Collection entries
================

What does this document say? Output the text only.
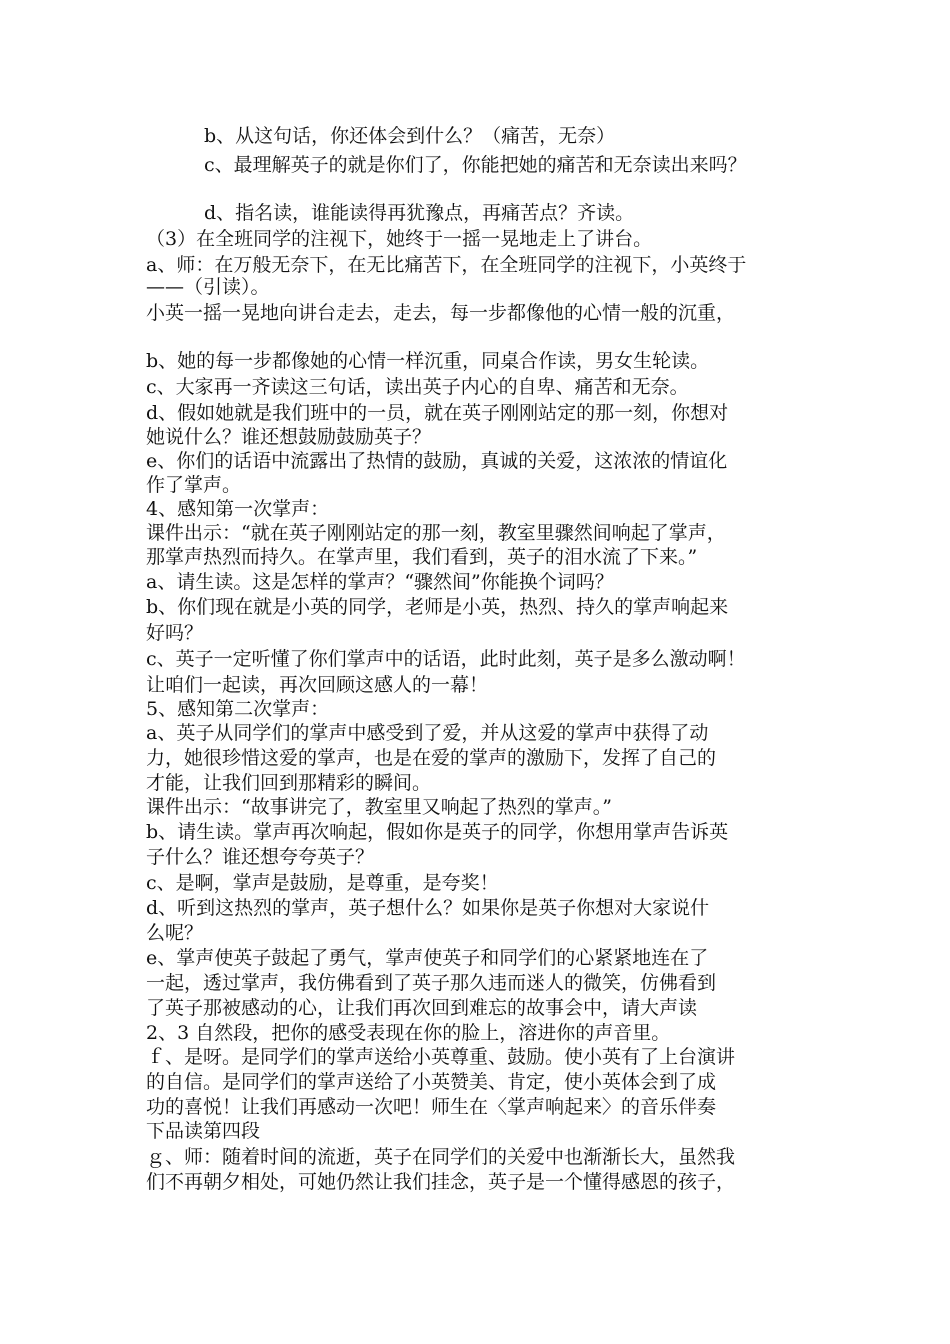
b、从这句话，你还体会到什么？（痛苦，无奈）
c、最理解英子的就是你们了，你能把她的痛苦和无奈读出来吗？
d、指名读，谁能读得再犹豫点，再痛苦点？齐读。
（3）在全班同学的注视下，她终于一摇一晃地走上了讲台。
a、师：在万般无奈下，在无比痛苦下，在全班同学的注视下，小英终于
——（引读）。
小英一摇一晃地向讲台走去，走去，每一步都像他的心情一般的沉重，
b、她的每一步都像她的心情一样沉重，同桌合作读，男女生轮读。
c、大家再一齐读这三句话，读出英子内心的自卑、痛苦和无奈。
d、假如她就是我们班中的一员，就在英子刚刚站定的那一刻，你想对
她说什么？谁还想鼓励鼓励英子？
e、你们的话语中流露出了热情的鼓励，真诚的关爱，这浓浓的情谊化
作了掌声。
4、感知第一次掌声：
课件出示：“就在英子刚刚站定的那一刻，教室里骤然间响起了掌声，
那掌声热烈而持久。在掌声里，我们看到，英子的泪水流了下来。”
a、请生读。这是怎样的掌声？“骤然间”你能换个词吗？
b、你们现在就是小英的同学，老师是小英，热烈、持久的掌声响起来
好吗？
c、英子一定听懂了你们掌声中的话语，此时此刻，英子是多么激动啊！
让咱们一起读，再次回顾这感人的一幕！
5、感知第二次掌声：
a、英子从同学们的掌声中感受到了爱，并从这爱的掌声中获得了动
力，她很珍惜这爱的掌声，也是在爱的掌声的激励下，发挥了自己的
才能，让我们回到那精彩的瞬间。
课件出示：“故事讲完了，教室里又响起了热烈的掌声。”
b、请生读。掌声再次响起，假如你是英子的同学，你想用掌声告诉英
子什么？谁还想夸夸英子？
c、是啊，掌声是鼓励，是尊重，是夸奖！
d、听到这热烈的掌声，英子想什么？如果你是英子你想对大家说什
么呢？
e、掌声使英子鼓起了勇气，掌声使英子和同学们的心紧紧地连在了
一起，透过掌声，我仿佛看到了英子那久违而迷人的微笑，仿佛看到
了英子那被感动的心，让我们再次回到难忘的故事会中，请大声读
2、3 自然段，把你的感受表现在你的脸上，溶进你的声音里。
ｆ、是呀。是同学们的掌声送给小英尊重、鼓励。使小英有了上台演讲
的自信。是同学们的掌声送给了小英赞美、肯定，使小英体会到了成
功的喜悦！让我们再感动一次吧！师生在〈掌声响起来〉的音乐伴奏
下品读第四段
ｇ、师：随着时间的流逝，英子在同学们的关爱中也渐渐长大，虽然我
们不再朝夕相处，可她仍然让我们挂念，英子是一个懂得感恩的孩子，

================

PROBLEM STATEMENT | Among the lines of the data above, determine how many contain the word "课件出示". Report the number alone.

OUTPUT BELOW | 2